REQUEST
Using the entries that follow, count the lines containing the word "JSON" and give that number by itself.

[Entries taken from a collection]
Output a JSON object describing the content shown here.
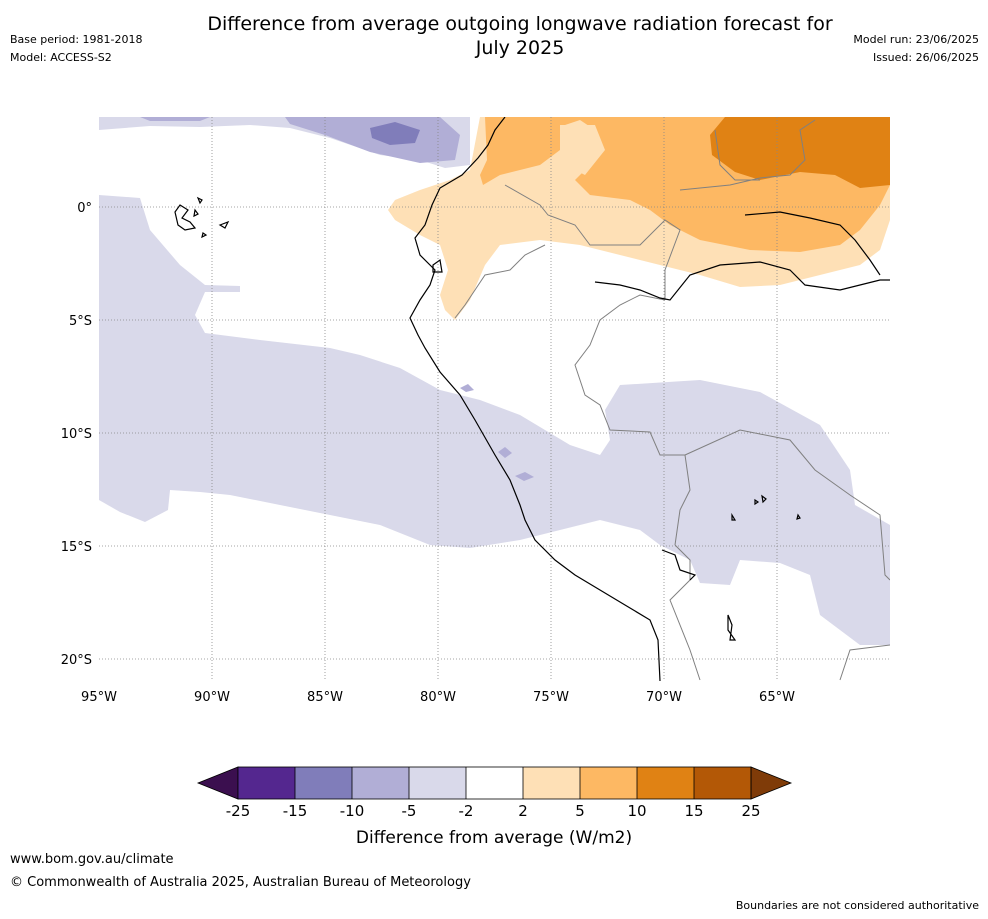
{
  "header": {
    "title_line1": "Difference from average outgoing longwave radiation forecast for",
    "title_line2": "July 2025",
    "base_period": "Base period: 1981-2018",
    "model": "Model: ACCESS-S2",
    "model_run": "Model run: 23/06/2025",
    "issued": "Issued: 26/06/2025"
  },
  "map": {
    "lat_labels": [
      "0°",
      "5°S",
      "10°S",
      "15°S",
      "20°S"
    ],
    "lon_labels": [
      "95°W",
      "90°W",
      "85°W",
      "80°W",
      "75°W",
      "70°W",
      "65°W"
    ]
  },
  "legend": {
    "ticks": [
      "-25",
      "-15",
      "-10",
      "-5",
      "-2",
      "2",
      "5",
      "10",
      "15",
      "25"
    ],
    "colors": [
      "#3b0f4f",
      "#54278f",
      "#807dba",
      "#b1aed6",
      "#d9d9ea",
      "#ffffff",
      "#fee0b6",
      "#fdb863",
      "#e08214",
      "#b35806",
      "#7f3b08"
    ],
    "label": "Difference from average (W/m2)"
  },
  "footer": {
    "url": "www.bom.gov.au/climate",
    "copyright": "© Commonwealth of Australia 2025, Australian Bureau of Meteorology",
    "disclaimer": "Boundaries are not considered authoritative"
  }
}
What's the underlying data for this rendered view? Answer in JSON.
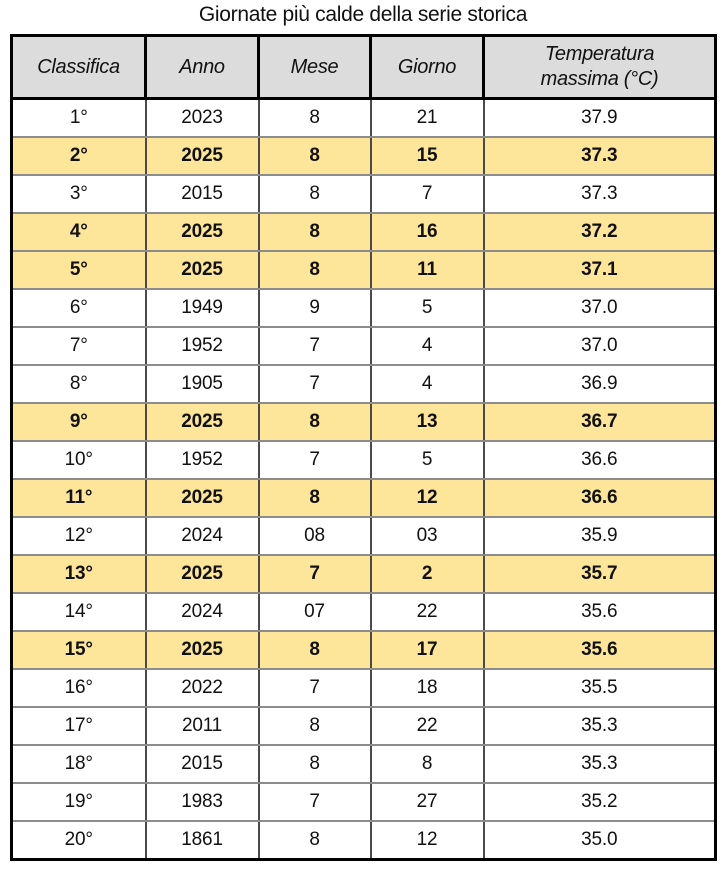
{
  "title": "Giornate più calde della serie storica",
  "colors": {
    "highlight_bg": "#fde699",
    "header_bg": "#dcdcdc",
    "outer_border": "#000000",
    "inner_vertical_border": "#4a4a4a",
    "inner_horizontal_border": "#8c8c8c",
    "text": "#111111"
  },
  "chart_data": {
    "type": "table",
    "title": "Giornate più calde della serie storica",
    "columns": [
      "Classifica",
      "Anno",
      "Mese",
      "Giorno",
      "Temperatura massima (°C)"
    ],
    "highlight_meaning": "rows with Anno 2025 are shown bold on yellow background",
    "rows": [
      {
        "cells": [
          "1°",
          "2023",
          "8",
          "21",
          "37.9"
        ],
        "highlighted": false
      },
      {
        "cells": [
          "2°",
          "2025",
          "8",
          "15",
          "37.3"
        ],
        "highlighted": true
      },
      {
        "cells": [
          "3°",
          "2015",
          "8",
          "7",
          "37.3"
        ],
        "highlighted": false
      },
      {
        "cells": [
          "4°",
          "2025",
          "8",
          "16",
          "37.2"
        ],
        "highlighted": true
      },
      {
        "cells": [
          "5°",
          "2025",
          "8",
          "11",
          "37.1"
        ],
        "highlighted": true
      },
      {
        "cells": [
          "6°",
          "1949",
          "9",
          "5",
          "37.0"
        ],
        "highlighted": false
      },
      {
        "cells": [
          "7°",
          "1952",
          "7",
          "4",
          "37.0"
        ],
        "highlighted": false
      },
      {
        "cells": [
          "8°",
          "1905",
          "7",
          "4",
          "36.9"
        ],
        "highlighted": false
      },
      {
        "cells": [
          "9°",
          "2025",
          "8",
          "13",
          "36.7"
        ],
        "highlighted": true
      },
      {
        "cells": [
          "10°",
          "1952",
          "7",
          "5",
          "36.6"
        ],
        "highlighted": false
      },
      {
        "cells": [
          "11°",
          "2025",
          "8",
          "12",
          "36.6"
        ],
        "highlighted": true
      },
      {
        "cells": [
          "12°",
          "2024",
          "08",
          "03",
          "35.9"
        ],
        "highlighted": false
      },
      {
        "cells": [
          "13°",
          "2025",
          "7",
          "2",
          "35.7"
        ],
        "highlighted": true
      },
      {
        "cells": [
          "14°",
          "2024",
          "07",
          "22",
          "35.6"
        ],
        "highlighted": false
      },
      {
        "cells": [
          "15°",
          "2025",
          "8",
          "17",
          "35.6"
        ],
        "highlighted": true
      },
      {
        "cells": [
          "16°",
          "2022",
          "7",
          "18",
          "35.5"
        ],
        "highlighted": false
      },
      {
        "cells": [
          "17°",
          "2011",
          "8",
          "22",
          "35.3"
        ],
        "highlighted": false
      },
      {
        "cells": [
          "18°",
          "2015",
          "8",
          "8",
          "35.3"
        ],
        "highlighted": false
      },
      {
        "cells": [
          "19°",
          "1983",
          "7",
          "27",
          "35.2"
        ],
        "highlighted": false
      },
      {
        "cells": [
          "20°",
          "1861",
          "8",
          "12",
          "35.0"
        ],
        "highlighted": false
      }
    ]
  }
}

SOLUTION FOR THIS TASK
2